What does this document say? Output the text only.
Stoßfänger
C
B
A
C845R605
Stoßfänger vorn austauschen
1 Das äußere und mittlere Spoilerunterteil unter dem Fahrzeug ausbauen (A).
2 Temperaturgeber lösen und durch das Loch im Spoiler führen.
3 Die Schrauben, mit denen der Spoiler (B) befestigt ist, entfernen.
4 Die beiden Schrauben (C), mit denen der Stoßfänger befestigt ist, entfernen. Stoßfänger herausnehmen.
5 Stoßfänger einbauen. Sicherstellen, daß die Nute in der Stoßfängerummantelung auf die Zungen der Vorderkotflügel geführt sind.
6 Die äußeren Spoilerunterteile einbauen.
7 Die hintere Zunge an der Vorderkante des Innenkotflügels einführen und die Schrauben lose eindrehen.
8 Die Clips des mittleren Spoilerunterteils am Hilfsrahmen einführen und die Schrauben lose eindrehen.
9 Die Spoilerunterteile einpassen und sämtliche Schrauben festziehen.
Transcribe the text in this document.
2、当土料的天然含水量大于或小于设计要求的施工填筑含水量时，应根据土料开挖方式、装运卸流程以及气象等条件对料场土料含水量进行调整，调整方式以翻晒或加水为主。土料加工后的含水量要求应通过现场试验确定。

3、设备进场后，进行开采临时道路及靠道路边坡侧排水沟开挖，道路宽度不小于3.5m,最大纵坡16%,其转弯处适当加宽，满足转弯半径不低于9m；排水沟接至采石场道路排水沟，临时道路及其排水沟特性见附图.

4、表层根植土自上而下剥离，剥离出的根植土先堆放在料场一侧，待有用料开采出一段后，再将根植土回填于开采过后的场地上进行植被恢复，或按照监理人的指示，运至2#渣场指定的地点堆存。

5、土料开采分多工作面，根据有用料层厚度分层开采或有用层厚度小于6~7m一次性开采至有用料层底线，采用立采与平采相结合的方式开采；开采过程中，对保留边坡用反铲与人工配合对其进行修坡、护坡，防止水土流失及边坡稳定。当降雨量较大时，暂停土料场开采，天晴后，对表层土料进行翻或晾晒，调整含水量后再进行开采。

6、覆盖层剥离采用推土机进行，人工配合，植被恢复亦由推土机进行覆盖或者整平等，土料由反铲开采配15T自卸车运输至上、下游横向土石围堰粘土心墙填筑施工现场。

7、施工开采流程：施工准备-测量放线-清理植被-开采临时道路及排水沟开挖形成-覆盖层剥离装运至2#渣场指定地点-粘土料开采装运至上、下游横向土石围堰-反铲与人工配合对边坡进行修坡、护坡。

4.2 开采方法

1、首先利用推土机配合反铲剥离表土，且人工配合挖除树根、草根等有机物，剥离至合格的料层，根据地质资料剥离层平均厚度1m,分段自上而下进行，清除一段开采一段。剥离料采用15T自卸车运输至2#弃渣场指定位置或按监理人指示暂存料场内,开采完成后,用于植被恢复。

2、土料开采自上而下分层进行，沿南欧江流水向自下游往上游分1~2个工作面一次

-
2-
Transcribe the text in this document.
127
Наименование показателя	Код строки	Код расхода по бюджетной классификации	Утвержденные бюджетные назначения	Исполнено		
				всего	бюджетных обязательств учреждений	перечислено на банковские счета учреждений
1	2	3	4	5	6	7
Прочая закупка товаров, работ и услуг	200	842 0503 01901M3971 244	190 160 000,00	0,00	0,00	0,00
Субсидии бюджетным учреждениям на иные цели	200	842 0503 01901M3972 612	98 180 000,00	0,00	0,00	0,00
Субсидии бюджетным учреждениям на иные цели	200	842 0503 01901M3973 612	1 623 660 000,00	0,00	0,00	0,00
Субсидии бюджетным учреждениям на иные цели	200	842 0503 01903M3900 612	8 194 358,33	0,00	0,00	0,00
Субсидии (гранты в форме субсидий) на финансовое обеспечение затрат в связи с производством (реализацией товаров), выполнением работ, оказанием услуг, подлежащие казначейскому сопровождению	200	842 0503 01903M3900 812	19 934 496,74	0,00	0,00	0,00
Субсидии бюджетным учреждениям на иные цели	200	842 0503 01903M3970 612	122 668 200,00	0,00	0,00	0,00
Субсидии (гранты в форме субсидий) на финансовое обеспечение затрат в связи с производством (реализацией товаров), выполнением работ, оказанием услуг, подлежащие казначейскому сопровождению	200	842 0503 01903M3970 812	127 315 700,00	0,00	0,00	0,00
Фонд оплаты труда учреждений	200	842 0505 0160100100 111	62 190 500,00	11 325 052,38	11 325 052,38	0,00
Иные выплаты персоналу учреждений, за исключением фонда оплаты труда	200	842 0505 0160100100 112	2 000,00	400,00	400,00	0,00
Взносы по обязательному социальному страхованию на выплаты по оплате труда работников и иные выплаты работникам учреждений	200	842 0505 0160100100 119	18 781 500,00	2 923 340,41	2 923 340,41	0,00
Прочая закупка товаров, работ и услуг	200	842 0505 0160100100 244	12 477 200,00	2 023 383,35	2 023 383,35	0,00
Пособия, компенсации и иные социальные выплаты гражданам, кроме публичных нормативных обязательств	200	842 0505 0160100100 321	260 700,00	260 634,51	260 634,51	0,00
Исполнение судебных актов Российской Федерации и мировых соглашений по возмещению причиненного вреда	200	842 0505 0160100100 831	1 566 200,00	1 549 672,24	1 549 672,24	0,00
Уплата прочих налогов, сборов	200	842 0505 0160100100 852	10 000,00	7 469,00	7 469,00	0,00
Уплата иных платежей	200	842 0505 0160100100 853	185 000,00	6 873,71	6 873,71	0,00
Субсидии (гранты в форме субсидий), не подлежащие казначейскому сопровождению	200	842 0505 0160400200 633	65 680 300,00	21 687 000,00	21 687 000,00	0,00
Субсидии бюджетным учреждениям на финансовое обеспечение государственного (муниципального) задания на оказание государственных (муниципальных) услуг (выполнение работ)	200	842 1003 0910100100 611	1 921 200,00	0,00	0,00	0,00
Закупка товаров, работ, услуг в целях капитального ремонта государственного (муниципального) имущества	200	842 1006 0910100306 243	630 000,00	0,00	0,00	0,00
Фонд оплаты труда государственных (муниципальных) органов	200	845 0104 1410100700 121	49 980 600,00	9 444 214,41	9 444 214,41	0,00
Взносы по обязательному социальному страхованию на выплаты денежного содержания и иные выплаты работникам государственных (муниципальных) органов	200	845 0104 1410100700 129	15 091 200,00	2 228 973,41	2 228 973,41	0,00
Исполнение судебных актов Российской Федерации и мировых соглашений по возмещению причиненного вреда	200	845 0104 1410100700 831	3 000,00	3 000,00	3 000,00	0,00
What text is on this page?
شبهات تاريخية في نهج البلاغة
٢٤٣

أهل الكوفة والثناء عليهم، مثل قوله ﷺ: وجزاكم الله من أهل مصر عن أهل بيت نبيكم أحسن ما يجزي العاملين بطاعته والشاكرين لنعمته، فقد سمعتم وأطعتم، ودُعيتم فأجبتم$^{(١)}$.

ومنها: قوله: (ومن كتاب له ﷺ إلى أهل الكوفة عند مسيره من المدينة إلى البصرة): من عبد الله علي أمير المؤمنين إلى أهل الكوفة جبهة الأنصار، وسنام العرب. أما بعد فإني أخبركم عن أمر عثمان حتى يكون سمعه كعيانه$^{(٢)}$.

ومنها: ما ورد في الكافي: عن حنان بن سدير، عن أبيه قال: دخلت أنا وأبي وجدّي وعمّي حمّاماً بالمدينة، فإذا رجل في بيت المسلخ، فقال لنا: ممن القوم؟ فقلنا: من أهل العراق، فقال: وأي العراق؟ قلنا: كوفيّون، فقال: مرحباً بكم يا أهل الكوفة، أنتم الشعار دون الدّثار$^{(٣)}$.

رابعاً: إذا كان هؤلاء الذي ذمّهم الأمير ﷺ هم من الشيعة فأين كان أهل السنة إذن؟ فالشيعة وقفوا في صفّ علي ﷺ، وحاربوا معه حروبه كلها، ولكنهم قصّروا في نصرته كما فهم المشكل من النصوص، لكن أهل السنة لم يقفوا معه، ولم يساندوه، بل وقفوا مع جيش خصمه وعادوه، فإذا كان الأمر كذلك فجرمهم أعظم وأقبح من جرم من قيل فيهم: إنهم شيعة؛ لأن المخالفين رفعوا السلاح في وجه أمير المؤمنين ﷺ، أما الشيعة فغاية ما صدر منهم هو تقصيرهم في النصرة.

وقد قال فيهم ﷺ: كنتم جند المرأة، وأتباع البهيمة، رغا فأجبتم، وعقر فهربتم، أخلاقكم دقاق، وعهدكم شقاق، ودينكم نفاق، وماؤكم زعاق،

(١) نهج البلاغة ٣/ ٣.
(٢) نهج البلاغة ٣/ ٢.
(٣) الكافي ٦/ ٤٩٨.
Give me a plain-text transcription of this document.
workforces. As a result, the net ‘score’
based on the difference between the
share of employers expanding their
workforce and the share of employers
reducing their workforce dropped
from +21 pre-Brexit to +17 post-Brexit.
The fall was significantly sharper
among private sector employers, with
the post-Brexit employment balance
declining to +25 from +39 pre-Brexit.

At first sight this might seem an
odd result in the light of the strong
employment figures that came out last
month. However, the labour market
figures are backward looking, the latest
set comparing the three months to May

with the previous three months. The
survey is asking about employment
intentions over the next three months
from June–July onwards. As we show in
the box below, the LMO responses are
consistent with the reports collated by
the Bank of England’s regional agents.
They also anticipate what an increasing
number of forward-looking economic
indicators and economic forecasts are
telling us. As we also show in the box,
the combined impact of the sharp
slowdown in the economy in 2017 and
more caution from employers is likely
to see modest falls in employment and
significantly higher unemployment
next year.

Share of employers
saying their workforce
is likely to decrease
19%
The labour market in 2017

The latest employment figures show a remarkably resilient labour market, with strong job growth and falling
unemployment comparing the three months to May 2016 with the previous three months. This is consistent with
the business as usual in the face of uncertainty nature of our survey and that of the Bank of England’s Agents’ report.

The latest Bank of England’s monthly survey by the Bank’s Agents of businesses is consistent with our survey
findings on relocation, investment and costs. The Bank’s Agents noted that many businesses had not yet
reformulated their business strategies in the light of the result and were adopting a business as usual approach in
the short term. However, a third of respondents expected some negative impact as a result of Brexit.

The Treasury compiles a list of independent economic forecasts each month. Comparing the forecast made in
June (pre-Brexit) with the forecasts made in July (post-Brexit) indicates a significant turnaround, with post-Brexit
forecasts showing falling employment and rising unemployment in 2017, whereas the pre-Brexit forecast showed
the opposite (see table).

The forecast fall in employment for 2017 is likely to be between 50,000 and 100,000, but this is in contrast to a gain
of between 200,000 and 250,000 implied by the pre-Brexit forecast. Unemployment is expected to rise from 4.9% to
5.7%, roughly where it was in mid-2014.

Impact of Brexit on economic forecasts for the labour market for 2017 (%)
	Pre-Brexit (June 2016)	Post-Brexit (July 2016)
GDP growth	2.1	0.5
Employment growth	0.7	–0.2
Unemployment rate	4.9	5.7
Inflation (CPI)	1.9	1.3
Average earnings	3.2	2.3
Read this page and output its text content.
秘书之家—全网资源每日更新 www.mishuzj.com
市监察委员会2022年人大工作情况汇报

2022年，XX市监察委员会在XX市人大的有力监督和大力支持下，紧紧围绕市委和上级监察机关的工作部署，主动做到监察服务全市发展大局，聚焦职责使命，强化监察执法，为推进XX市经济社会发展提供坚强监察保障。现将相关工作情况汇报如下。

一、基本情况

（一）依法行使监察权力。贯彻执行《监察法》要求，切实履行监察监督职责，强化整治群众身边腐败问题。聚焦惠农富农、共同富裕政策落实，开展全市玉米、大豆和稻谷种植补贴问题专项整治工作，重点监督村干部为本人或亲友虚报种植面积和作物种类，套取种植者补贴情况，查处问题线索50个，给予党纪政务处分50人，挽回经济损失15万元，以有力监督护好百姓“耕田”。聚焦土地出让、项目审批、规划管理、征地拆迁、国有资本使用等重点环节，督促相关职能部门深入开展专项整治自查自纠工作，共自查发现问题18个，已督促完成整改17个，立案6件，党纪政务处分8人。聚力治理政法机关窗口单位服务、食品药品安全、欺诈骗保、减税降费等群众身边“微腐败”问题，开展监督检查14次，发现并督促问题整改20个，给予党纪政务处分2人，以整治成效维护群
______
Aim -> Across the data, tally the lines containing "falling" and give back the number alone.

Correct answer -> 2